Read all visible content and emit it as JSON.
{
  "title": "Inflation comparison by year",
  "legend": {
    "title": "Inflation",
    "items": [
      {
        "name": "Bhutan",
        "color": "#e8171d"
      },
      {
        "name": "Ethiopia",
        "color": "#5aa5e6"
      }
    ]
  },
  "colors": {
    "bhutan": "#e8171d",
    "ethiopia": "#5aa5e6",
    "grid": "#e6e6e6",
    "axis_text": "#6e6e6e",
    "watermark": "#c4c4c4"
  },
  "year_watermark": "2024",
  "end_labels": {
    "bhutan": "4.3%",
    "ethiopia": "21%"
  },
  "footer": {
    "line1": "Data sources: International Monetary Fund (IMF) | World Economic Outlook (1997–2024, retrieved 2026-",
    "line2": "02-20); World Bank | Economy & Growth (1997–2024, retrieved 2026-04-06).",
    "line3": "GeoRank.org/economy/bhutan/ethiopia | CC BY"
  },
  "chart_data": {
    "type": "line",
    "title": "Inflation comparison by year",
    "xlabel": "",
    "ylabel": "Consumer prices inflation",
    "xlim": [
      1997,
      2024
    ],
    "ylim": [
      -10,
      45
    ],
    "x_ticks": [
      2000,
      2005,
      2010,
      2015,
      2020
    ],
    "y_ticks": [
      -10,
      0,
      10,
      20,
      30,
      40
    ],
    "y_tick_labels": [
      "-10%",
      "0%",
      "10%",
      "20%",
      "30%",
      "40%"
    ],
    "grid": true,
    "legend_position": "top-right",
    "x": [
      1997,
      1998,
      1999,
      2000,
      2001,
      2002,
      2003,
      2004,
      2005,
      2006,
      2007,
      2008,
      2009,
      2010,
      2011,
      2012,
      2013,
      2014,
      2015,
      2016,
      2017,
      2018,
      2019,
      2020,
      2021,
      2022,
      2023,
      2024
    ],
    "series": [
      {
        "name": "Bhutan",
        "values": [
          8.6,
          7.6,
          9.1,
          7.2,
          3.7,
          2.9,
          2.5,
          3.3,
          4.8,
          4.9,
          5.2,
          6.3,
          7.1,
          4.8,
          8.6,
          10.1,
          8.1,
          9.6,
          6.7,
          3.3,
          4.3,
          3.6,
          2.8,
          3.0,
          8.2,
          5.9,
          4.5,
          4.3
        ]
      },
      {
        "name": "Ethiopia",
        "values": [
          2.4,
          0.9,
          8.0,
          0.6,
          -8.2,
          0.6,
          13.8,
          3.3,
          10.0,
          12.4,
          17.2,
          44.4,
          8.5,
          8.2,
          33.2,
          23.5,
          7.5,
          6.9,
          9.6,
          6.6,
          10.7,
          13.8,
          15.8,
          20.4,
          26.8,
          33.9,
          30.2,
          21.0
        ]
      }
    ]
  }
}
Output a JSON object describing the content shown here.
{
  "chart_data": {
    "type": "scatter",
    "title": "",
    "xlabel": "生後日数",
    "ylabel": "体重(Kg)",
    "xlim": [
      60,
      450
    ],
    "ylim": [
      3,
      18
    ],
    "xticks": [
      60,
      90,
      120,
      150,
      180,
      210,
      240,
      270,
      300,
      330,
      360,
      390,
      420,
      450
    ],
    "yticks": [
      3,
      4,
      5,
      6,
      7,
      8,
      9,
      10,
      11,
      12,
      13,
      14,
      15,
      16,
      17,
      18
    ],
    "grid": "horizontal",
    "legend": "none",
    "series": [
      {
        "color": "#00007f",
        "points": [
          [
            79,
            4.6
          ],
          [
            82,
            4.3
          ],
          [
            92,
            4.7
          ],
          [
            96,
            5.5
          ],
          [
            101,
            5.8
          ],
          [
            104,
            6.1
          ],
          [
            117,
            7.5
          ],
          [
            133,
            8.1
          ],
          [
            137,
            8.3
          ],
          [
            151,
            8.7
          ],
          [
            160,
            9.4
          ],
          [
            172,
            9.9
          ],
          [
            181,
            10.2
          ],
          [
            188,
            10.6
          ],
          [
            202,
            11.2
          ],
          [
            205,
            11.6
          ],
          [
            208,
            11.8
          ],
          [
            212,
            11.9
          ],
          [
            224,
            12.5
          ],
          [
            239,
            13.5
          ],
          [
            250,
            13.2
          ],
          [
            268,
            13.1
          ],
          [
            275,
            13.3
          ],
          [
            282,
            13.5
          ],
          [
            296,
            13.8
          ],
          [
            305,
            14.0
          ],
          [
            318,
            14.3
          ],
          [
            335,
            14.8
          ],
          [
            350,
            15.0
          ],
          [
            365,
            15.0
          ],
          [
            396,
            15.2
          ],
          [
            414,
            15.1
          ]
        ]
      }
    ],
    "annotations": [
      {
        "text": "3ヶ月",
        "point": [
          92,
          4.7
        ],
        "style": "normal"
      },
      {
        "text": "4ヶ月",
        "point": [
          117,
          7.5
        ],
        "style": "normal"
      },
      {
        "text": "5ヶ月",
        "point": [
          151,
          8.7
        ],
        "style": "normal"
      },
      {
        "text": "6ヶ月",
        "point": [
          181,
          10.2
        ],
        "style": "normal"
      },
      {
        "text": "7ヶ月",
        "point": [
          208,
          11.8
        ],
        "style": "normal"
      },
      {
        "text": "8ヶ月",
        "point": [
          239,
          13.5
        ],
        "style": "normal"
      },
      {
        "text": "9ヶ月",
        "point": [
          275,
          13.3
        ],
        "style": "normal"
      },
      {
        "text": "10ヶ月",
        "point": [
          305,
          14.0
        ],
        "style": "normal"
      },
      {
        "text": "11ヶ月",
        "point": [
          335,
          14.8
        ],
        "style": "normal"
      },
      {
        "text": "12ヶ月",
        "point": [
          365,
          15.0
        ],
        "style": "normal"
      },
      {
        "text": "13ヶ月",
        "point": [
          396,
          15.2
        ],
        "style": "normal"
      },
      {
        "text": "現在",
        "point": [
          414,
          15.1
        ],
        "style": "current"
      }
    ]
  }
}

GOAL →
Write out every line of the records exactly.

FINAL RESULT →
Read all visible content and emit it as JSON.
{
  "title": "Inflation comparison by year",
  "legend": {
    "title": "Inflation",
    "items": [
      {
        "name": "Bhutan",
        "color": "#e8171d"
      },
      {
        "name": "Ethiopia",
        "color": "#5aa5e6"
      }
    ]
  },
  "colors": {
    "bhutan": "#e8171d",
    "ethiopia": "#5aa5e6",
    "grid": "#e6e6e6",
    "axis_text": "#6e6e6e",
    "watermark": "#c4c4c4"
  },
  "year_watermark": "2024",
  "end_labels": {
    "bhutan": "4.3%",
    "ethiopia": "21%"
  },
  "footer": {
    "line1": "Data sources: International Monetary Fund (IMF) | World Economic Outlook (1997–2024, retrieved 2026-",
    "line2": "02-20); World Bank | Economy & Growth (1997–2024, retrieved 2026-04-06).",
    "line3": "GeoRank.org/economy/bhutan/ethiopia | CC BY"
  },
  "chart_data": {
    "type": "line",
    "title": "Inflation comparison by year",
    "xlabel": "",
    "ylabel": "Consumer prices inflation",
    "xlim": [
      1997,
      2024
    ],
    "ylim": [
      -10,
      45
    ],
    "x_ticks": [
      2000,
      2005,
      2010,
      2015,
      2020
    ],
    "y_ticks": [
      -10,
      0,
      10,
      20,
      30,
      40
    ],
    "y_tick_labels": [
      "-10%",
      "0%",
      "10%",
      "20%",
      "30%",
      "40%"
    ],
    "grid": true,
    "legend_position": "top-right",
    "x": [
      1997,
      1998,
      1999,
      2000,
      2001,
      2002,
      2003,
      2004,
      2005,
      2006,
      2007,
      2008,
      2009,
      2010,
      2011,
      2012,
      2013,
      2014,
      2015,
      2016,
      2017,
      2018,
      2019,
      2020,
      2021,
      2022,
      2023,
      2024
    ],
    "series": [
      {
        "name": "Bhutan",
        "values": [
          8.6,
          7.6,
          9.1,
          7.2,
          3.7,
          2.9,
          2.5,
          3.3,
          4.8,
          4.9,
          5.2,
          6.3,
          7.1,
          4.8,
          8.6,
          10.1,
          8.1,
          9.6,
          6.7,
          3.3,
          4.3,
          3.6,
          2.8,
          3.0,
          8.2,
          5.9,
          4.5,
          4.3
        ]
      },
      {
        "name": "Ethiopia",
        "values": [
          2.4,
          0.9,
          8.0,
          0.6,
          -8.2,
          0.6,
          13.8,
          3.3,
          10.0,
          12.4,
          17.2,
          44.4,
          8.5,
          8.2,
          33.2,
          23.5,
          7.5,
          6.9,
          9.6,
          6.6,
          10.7,
          13.8,
          15.8,
          20.4,
          26.8,
          33.9,
          30.2,
          21.0
        ]
      }
    ]
  }
}
Output a JSON object describing the content shown here.
{
  "chart_data": {
    "type": "scatter",
    "title": "",
    "xlabel": "生後日数",
    "ylabel": "体重(Kg)",
    "xlim": [
      60,
      450
    ],
    "ylim": [
      3,
      18
    ],
    "xticks": [
      60,
      90,
      120,
      150,
      180,
      210,
      240,
      270,
      300,
      330,
      360,
      390,
      420,
      450
    ],
    "yticks": [
      3,
      4,
      5,
      6,
      7,
      8,
      9,
      10,
      11,
      12,
      13,
      14,
      15,
      16,
      17,
      18
    ],
    "grid": "horizontal",
    "legend": "none",
    "series": [
      {
        "color": "#00007f",
        "points": [
          [
            79,
            4.6
          ],
          [
            82,
            4.3
          ],
          [
            92,
            4.7
          ],
          [
            96,
            5.5
          ],
          [
            101,
            5.8
          ],
          [
            104,
            6.1
          ],
          [
            117,
            7.5
          ],
          [
            133,
            8.1
          ],
          [
            137,
            8.3
          ],
          [
            151,
            8.7
          ],
          [
            160,
            9.4
          ],
          [
            172,
            9.9
          ],
          [
            181,
            10.2
          ],
          [
            188,
            10.6
          ],
          [
            202,
            11.2
          ],
          [
            205,
            11.6
          ],
          [
            208,
            11.8
          ],
          [
            212,
            11.9
          ],
          [
            224,
            12.5
          ],
          [
            239,
            13.5
          ],
          [
            250,
            13.2
          ],
          [
            268,
            13.1
          ],
          [
            275,
            13.3
          ],
          [
            282,
            13.5
          ],
          [
            296,
            13.8
          ],
          [
            305,
            14.0
          ],
          [
            318,
            14.3
          ],
          [
            335,
            14.8
          ],
          [
            350,
            15.0
          ],
          [
            365,
            15.0
          ],
          [
            396,
            15.2
          ],
          [
            414,
            15.1
          ]
        ]
      }
    ],
    "annotations": [
      {
        "text": "3ヶ月",
        "point": [
          92,
          4.7
        ],
        "style": "normal"
      },
      {
        "text": "4ヶ月",
        "point": [
          117,
          7.5
        ],
        "style": "normal"
      },
      {
        "text": "5ヶ月",
        "point": [
          151,
          8.7
        ],
        "style": "normal"
      },
      {
        "text": "6ヶ月",
        "point": [
          181,
          10.2
        ],
        "style": "normal"
      },
      {
        "text": "7ヶ月",
        "point": [
          208,
          11.8
        ],
        "style": "normal"
      },
      {
        "text": "8ヶ月",
        "point": [
          239,
          13.5
        ],
        "style": "normal"
      },
      {
        "text": "9ヶ月",
        "point": [
          275,
          13.3
        ],
        "style": "normal"
      },
      {
        "text": "10ヶ月",
        "point": [
          305,
          14.0
        ],
        "style": "normal"
      },
      {
        "text": "11ヶ月",
        "point": [
          335,
          14.8
        ],
        "style": "normal"
      },
      {
        "text": "12ヶ月",
        "point": [
          365,
          15.0
        ],
        "style": "normal"
      },
      {
        "text": "13ヶ月",
        "point": [
          396,
          15.2
        ],
        "style": "normal"
      },
      {
        "text": "現在",
        "point": [
          414,
          15.1
        ],
        "style": "current"
      }
    ]
  }
}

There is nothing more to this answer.